Whenever a line below holds the word "marker", copy that line.

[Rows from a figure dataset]
###

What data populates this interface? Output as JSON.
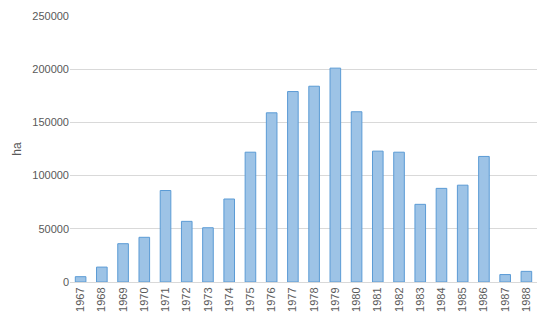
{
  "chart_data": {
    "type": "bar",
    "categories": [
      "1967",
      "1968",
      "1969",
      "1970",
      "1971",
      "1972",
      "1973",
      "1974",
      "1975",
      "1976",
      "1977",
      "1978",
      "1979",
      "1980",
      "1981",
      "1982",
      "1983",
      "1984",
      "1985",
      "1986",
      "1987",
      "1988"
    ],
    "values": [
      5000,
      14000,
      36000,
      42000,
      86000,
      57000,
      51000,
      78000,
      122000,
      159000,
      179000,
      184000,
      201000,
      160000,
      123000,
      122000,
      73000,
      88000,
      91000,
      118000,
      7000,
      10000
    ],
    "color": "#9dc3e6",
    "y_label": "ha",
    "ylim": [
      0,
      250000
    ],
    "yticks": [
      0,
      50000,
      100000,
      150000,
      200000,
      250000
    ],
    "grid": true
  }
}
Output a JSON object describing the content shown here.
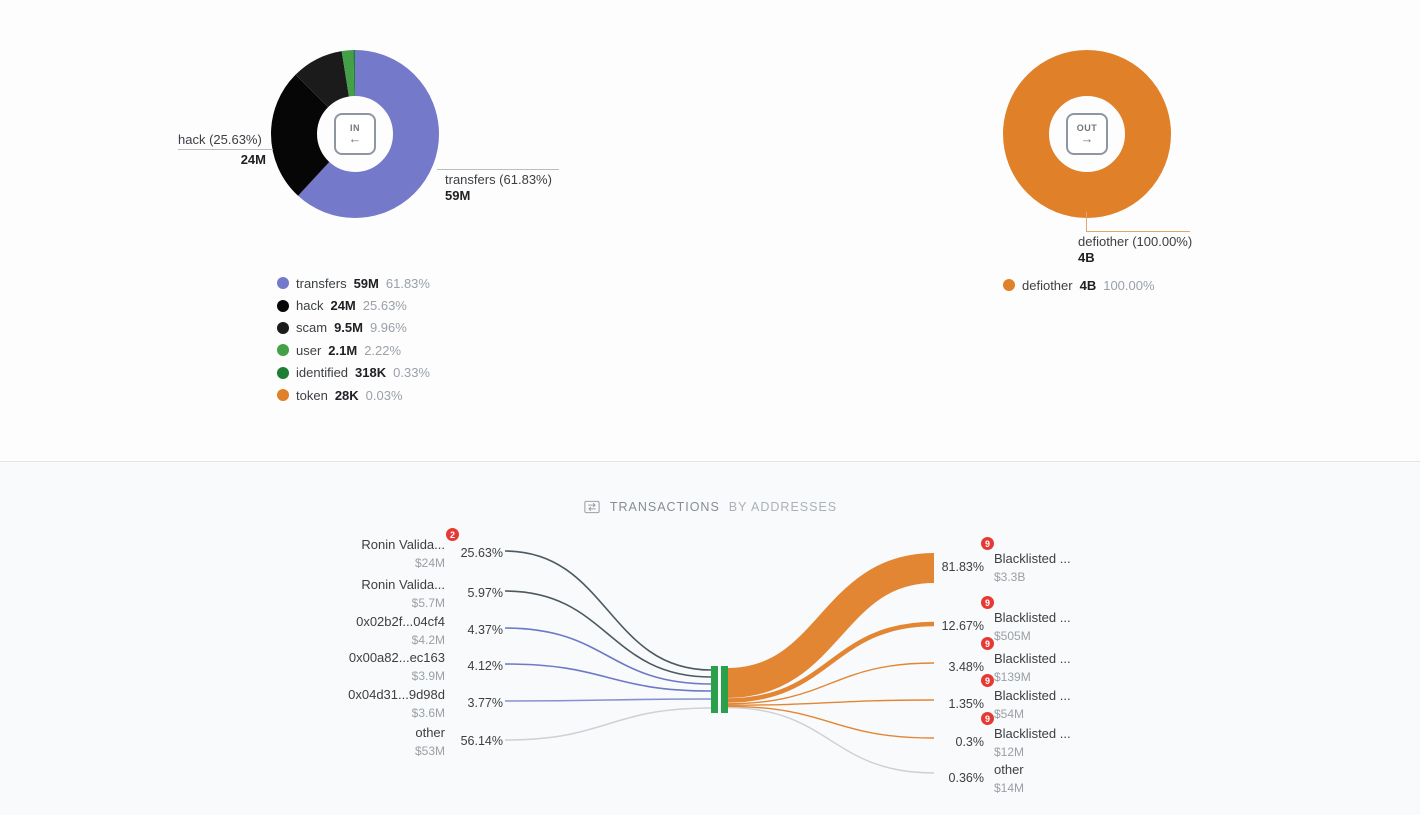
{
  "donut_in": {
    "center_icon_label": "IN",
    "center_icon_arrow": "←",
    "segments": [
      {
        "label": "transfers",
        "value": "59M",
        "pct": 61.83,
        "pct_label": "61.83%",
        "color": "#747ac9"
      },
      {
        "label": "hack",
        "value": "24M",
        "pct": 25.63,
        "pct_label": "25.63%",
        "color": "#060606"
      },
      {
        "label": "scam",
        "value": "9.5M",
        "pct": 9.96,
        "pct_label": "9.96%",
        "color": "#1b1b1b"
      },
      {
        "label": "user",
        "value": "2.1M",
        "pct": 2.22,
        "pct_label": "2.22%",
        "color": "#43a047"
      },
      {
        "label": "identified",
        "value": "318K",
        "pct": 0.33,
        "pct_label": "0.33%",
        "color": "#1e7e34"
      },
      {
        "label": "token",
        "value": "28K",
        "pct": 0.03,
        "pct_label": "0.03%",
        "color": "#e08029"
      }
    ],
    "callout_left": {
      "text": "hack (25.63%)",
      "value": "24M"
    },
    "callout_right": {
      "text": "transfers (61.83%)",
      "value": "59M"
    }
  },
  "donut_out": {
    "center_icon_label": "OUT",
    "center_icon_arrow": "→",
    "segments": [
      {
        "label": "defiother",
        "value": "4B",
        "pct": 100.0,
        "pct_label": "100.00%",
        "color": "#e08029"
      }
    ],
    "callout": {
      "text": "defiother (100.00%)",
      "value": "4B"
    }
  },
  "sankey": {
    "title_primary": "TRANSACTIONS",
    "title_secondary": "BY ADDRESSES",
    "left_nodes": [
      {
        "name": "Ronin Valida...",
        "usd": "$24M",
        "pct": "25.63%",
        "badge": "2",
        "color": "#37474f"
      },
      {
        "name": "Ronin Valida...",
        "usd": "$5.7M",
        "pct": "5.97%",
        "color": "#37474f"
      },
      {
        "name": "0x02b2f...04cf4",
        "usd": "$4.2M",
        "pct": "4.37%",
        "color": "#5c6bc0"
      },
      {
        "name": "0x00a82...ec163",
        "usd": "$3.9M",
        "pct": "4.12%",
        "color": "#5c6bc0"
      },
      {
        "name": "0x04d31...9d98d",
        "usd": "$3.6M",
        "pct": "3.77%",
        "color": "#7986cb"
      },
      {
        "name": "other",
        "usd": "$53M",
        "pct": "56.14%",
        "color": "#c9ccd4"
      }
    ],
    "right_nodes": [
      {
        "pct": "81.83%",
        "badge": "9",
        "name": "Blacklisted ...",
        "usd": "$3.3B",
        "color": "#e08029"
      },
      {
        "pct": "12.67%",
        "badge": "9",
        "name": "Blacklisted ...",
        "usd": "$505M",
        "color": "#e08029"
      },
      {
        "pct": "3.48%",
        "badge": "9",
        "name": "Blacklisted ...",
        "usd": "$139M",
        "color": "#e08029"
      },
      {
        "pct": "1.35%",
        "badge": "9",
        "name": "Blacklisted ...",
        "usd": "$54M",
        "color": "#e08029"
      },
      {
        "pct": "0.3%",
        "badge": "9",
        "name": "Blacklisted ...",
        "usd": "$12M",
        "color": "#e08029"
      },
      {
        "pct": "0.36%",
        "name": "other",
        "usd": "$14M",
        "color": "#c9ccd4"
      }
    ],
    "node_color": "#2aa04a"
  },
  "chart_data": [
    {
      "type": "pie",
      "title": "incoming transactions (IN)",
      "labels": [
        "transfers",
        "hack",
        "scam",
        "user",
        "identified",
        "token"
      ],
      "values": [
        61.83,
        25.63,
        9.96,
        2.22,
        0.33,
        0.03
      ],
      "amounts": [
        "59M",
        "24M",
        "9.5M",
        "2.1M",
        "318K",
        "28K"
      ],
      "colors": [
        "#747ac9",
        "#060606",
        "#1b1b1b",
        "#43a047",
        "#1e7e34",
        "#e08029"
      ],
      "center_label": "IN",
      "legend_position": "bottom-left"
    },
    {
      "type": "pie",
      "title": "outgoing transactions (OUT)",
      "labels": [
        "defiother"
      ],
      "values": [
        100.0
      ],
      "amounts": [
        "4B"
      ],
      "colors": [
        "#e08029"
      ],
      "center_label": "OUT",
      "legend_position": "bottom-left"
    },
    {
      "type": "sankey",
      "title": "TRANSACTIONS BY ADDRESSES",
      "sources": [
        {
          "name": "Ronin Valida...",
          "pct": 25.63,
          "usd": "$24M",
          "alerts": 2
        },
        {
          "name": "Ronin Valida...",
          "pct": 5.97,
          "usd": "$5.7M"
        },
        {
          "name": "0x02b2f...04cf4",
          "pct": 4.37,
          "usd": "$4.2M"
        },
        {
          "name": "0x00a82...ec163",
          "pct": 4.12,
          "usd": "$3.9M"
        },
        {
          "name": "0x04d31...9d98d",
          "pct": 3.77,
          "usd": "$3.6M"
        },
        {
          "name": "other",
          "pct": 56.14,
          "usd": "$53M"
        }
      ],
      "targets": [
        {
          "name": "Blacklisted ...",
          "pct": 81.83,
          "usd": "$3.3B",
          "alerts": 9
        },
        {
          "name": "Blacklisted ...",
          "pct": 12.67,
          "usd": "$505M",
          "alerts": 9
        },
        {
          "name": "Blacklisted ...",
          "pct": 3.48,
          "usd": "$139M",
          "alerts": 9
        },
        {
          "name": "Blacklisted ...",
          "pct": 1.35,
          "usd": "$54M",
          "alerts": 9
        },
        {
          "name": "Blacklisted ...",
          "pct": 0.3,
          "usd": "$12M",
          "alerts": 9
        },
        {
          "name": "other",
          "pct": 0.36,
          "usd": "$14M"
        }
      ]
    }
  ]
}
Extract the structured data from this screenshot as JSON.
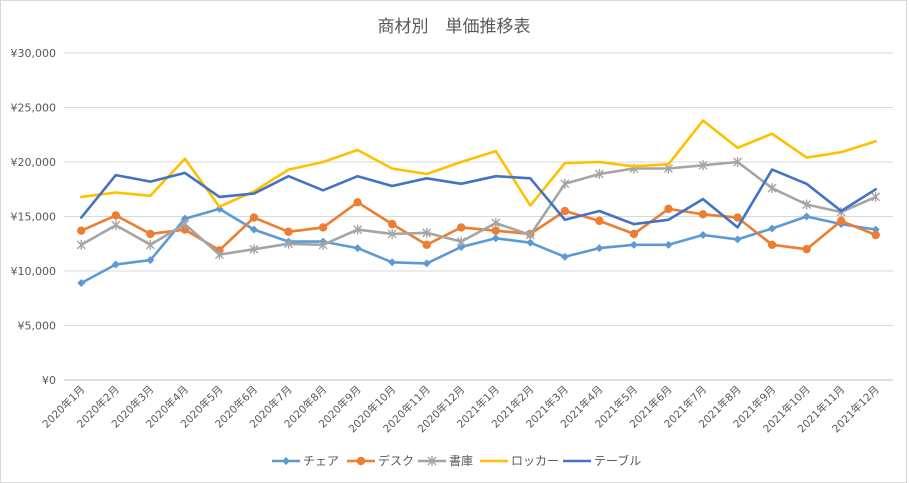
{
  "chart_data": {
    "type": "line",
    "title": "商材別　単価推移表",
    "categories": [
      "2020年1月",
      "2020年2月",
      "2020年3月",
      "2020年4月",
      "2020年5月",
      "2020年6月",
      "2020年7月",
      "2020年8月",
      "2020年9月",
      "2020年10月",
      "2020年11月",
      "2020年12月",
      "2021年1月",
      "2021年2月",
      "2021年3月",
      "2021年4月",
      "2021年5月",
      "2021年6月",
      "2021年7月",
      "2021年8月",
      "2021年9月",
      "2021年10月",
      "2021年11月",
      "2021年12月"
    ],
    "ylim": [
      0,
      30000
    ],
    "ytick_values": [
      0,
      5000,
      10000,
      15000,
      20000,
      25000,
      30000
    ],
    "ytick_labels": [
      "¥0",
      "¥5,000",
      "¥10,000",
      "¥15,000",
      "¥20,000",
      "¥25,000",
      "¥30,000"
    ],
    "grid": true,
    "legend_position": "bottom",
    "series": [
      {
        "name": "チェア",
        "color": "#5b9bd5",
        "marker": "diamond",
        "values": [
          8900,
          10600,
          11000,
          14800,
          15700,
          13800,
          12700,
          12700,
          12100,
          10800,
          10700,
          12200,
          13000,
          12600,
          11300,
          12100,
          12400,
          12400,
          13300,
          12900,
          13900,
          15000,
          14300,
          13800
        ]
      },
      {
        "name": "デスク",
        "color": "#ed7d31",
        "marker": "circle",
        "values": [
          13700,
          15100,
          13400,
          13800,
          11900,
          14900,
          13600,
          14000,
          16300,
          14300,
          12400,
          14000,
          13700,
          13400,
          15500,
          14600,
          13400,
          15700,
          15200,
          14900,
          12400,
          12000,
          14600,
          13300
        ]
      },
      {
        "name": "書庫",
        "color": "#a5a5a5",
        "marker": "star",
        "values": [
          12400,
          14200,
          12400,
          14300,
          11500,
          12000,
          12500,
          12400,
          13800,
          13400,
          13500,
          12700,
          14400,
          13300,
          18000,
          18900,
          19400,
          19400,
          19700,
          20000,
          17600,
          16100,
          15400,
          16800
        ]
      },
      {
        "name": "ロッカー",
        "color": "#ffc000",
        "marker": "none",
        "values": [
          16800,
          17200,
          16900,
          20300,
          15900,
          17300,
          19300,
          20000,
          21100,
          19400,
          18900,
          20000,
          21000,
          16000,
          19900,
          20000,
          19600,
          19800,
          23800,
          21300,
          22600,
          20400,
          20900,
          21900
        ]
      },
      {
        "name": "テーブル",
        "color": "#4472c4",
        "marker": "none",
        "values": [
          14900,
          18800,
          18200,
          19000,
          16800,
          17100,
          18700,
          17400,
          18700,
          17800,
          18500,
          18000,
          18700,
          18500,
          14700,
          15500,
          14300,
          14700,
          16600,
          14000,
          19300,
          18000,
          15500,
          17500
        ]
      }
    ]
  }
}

###

**Completed task**
        "marker": "diamond",
        "marker": "circle",
        "marker": "star",
        "marker": "none",
        "marker": "none",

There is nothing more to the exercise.